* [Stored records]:
• • • • •

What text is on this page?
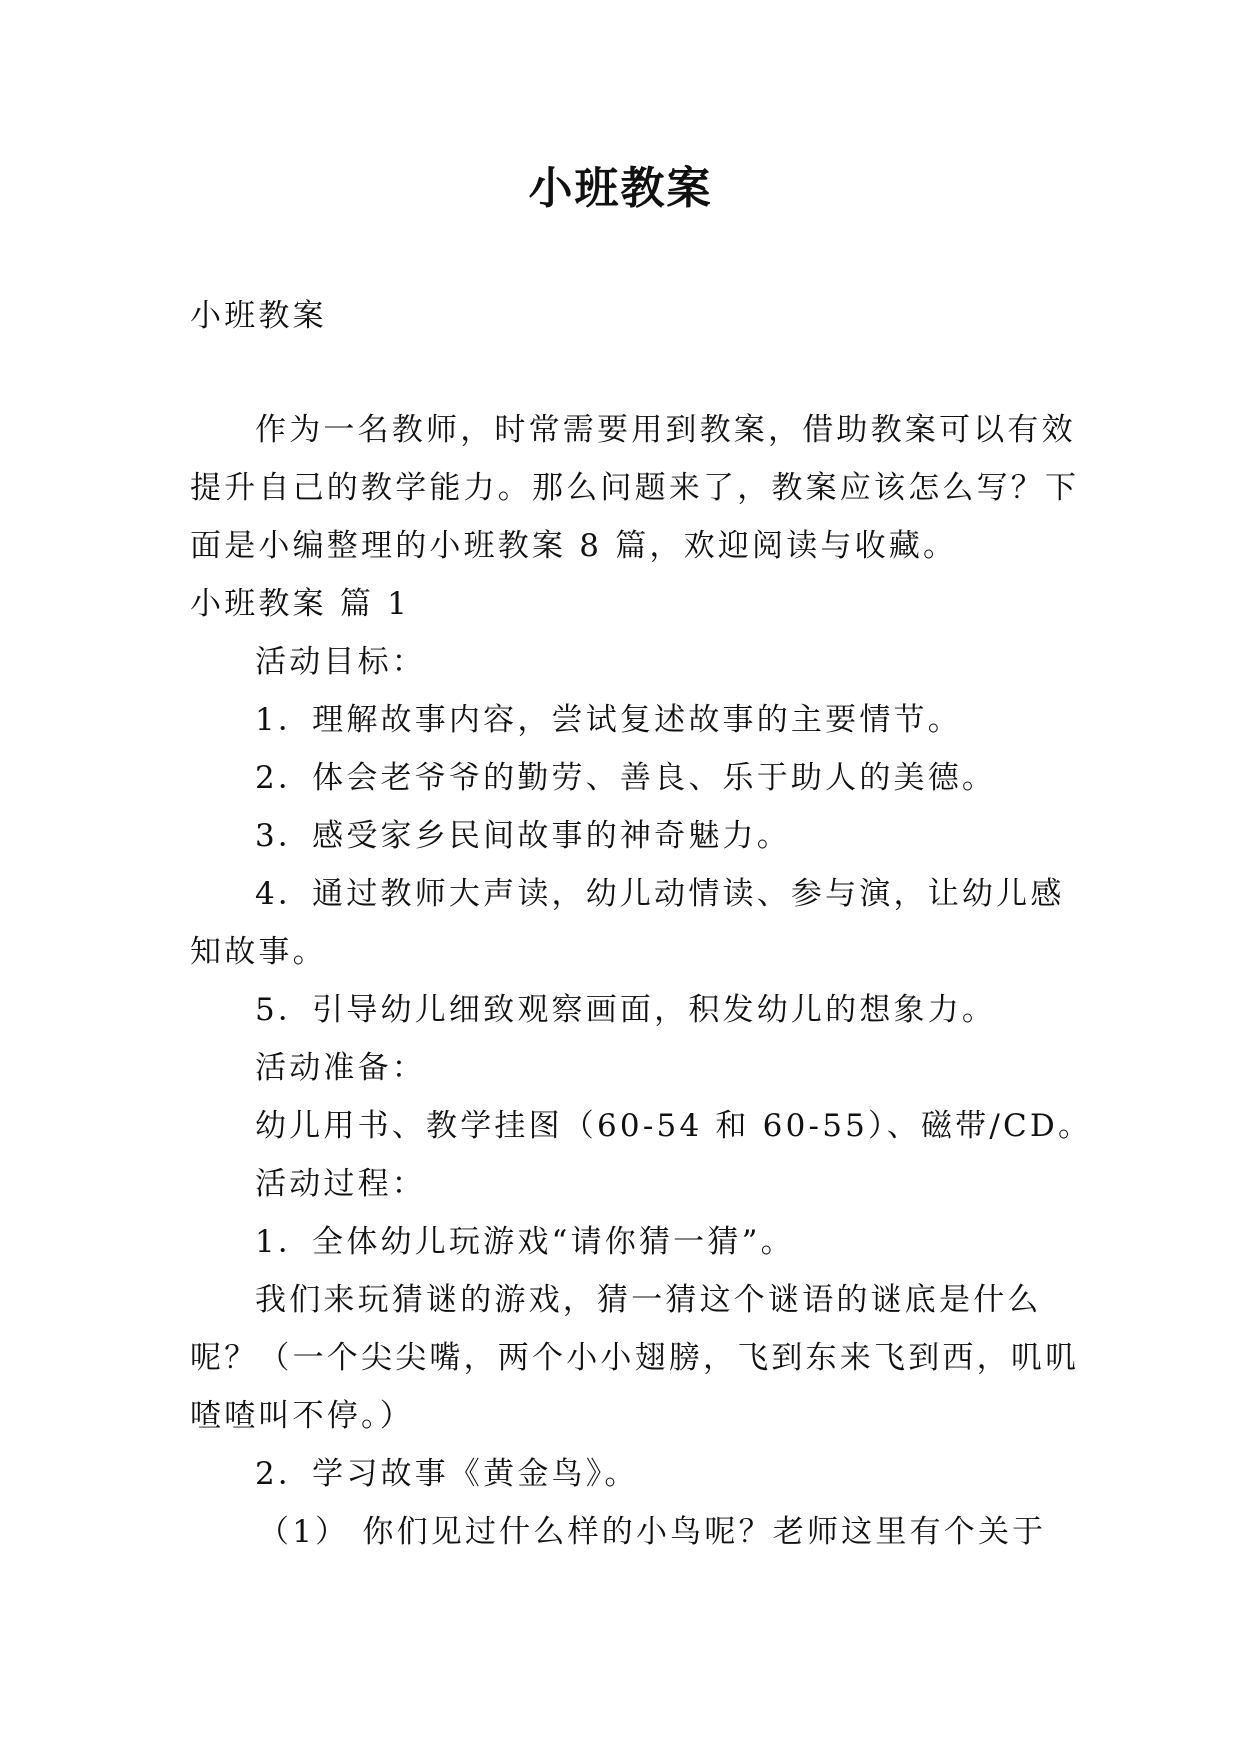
小班教案

小班教案

作为一名教师，时常需要用到教案，借助教案可以有效

提升自己的教学能力。那么问题来了，教案应该怎么写？下

面是小编整理的小班教案 8 篇，欢迎阅读与收藏。

小班教案 篇 1

活动目标：

1．理解故事内容，尝试复述故事的主要情节。

2．体会老爷爷的勤劳、善良、乐于助人的美德。

3．感受家乡民间故事的神奇魅力。

4．通过教师大声读，幼儿动情读、参与演，让幼儿感

知故事。

5．引导幼儿细致观察画面，积发幼儿的想象力。

活动准备：

幼儿用书、教学挂图（60-54 和 60-55）、磁带/CD。

活动过程：

1．全体幼儿玩游戏“请你猜一猜”。

我们来玩猜谜的游戏，猜一猜这个谜语的谜底是什么

呢？（一个尖尖嘴，两个小小翅膀，飞到东来飞到西，叽叽

喳喳叫不停。）

2．学习故事《黄金鸟》。

（1） 你们见过什么样的小鸟呢？老师这里有个关于
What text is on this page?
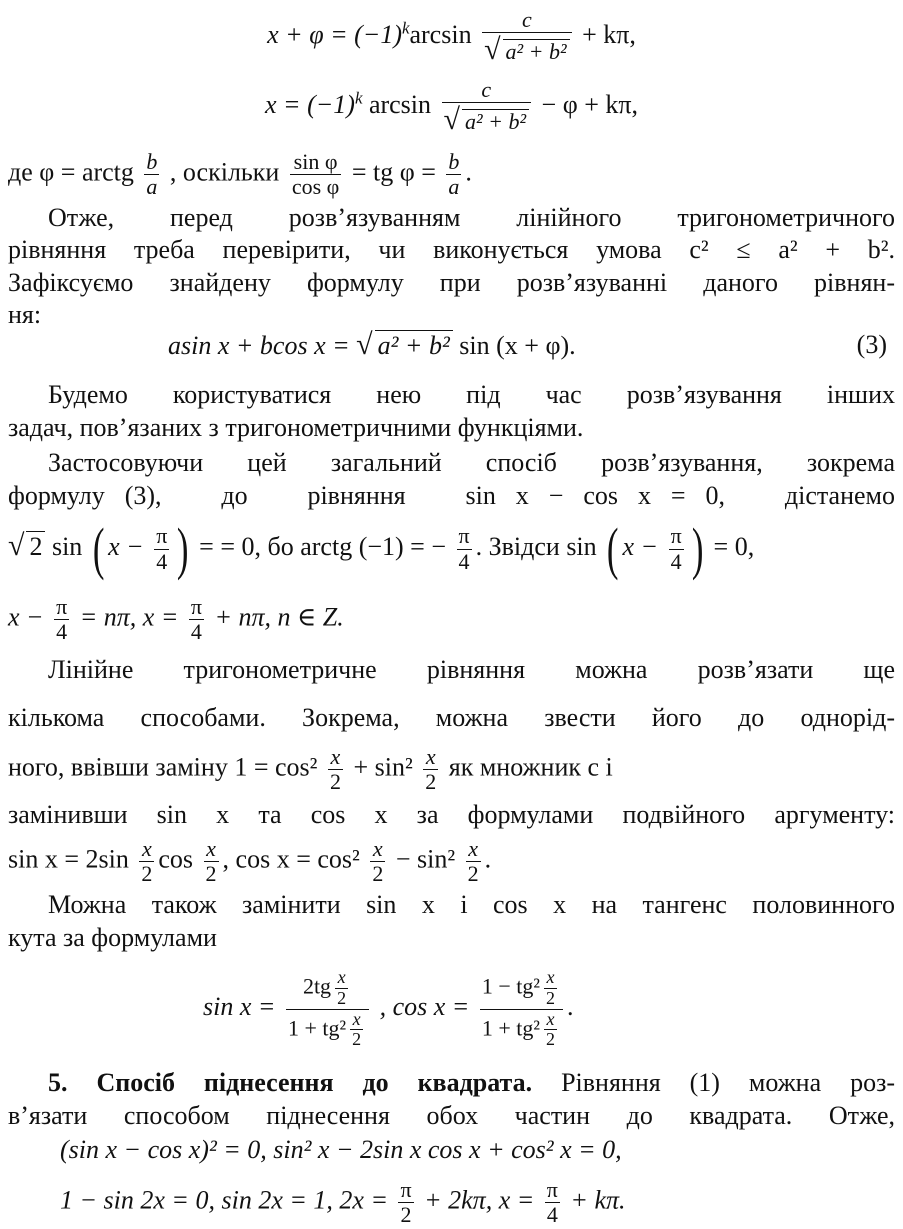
$x + \varphi = (-1)^k\arcsin \frac{c}{\text{√ a² + b²}} + k\pi$,
$x = (-1)^k$ $\arcsin \frac{c}{\text{√ a² + b²}} - \varphi + k\pi$,
де φ = arctg $\frac{b}{a}$ , оскільки $\frac{\text{sin φ}}{\text{cos φ}}$ = tg $\varphi = \frac{b}{a}$ .
Отже, перед розв’язуванням лінійного тригонометричного
рівняння треба перевірити, чи виконується умова c² ≤ a² + b².
Зафіксуємо знайдену формулу при розв’язуванні даного рівнян-
ня:
asin x + bcos x = √ a² + b² sin (x + φ).	(3)
Будемо користуватися нею під час розв’язування інших
задач, пов’язаних з тригонометричними функціями.
Застосовуючи цей загальний спосіб розв’язування, зокрема
формулу (3),   до   рівняння   sin x − cos x = 0,   дістанемо
√ 2 sin ( $x - \frac{\pi}{4}$ ) = = 0, бо arctg (−1) = − $\frac{\pi}{4}$ . Звідси sin ( $x - \frac{\pi}{4}$ ) = 0,
$x - \frac{\pi}{4} = n\pi$, $x = \frac{\pi}{4} + n\pi$, n ∈ Z.
Лінійне тригонометричне рівняння можна розв’язати ще
кількома способами. Зокрема, можна звести його до однорід-
ного, ввівши заміну $1 = \cos^2 \frac{x}{2} + \sin^2 \frac{x}{2}$ як множник c і
замінивши sin x та cos x за формулами подвійного аргументу:
$\sin x = 2\sin \frac{x}{2}$ $\cos \frac{x}{2}$ , $\cos x = \cos^2 \frac{x}{2} - \sin^2 \frac{x}{2}$ .
Можна також замінити sin x і cos x на тангенс половинного
кута за формулами
$\sin x = \frac{2tg \frac{x}{2}}{1 + tg^2 \frac{x}{2}}$ , $\cos x = \frac{1 - tg^2 \frac{x}{2}}{1 + tg^2 \frac{x}{2}}$ .
5. Спосіб піднесення до квадрата. Рівняння (1) можна роз-
в’язати способом піднесення обох частин до квадрата. Отже,
(sin x − cos x)² = 0, sin² x − 2sin x cos x + cos² x = 0,
1 − sin 2x = 0, sin 2x = 1, $2x = \frac{\pi}{2} + 2k\pi$, $x = \frac{\pi}{4} + k\pi$.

• • • • •

* [WHAT YOU SHOULD DO]:
Restate the data above exactly, stripping out each image.

* [FULL OUTPUT]:
What text is on this page?
小班教案

小班教案

作为一名教师，时常需要用到教案，借助教案可以有效

提升自己的教学能力。那么问题来了，教案应该怎么写？下

面是小编整理的小班教案 8 篇，欢迎阅读与收藏。

小班教案 篇 1

活动目标：

1．理解故事内容，尝试复述故事的主要情节。

2．体会老爷爷的勤劳、善良、乐于助人的美德。

3．感受家乡民间故事的神奇魅力。

4．通过教师大声读，幼儿动情读、参与演，让幼儿感

知故事。

5．引导幼儿细致观察画面，积发幼儿的想象力。

活动准备：

幼儿用书、教学挂图（60-54 和 60-55）、磁带/CD。

活动过程：

1．全体幼儿玩游戏“请你猜一猜”。

我们来玩猜谜的游戏，猜一猜这个谜语的谜底是什么

呢？（一个尖尖嘴，两个小小翅膀，飞到东来飞到西，叽叽

喳喳叫不停。）

2．学习故事《黄金鸟》。

（1） 你们见过什么样的小鸟呢？老师这里有个关于
What text is on this page?
$x + \varphi = (-1)^k\arcsin \frac{c}{\text{√ a² + b²}} + k\pi$,
$x = (-1)^k$ $\arcsin \frac{c}{\text{√ a² + b²}} - \varphi + k\pi$,
де φ = arctg $\frac{b}{a}$ , оскільки $\frac{\text{sin φ}}{\text{cos φ}}$ = tg $\varphi = \frac{b}{a}$ .
Отже, перед розв’язуванням лінійного тригонометричного
рівняння треба перевірити, чи виконується умова c² ≤ a² + b².
Зафіксуємо знайдену формулу при розв’язуванні даного рівнян-
ня:
asin x + bcos x = √ a² + b² sin (x + φ).	(3)
Будемо користуватися нею під час розв’язування інших
задач, пов’язаних з тригонометричними функціями.
Застосовуючи цей загальний спосіб розв’язування, зокрема
формулу (3),   до   рівняння   sin x − cos x = 0,   дістанемо
√ 2 sin ( $x - \frac{\pi}{4}$ ) = = 0, бо arctg (−1) = − $\frac{\pi}{4}$ . Звідси sin ( $x - \frac{\pi}{4}$ ) = 0,
$x - \frac{\pi}{4} = n\pi$, $x = \frac{\pi}{4} + n\pi$, n ∈ Z.
Лінійне тригонометричне рівняння можна розв’язати ще
кількома способами. Зокрема, можна звести його до однорід-
ного, ввівши заміну $1 = \cos^2 \frac{x}{2} + \sin^2 \frac{x}{2}$ як множник c і
замінивши sin x та cos x за формулами подвійного аргументу:
$\sin x = 2\sin \frac{x}{2}$ $\cos \frac{x}{2}$ , $\cos x = \cos^2 \frac{x}{2} - \sin^2 \frac{x}{2}$ .
Можна також замінити sin x і cos x на тангенс половинного
кута за формулами
$\sin x = \frac{2tg \frac{x}{2}}{1 + tg^2 \frac{x}{2}}$ , $\cos x = \frac{1 - tg^2 \frac{x}{2}}{1 + tg^2 \frac{x}{2}}$ .
5. Спосіб піднесення до квадрата. Рівняння (1) можна роз-
в’язати способом піднесення обох частин до квадрата. Отже,
(sin x − cos x)² = 0, sin² x − 2sin x cos x + cos² x = 0,
1 − sin 2x = 0, sin 2x = 1, $2x = \frac{\pi}{2} + 2k\pi$, $x = \frac{\pi}{4} + k\pi$.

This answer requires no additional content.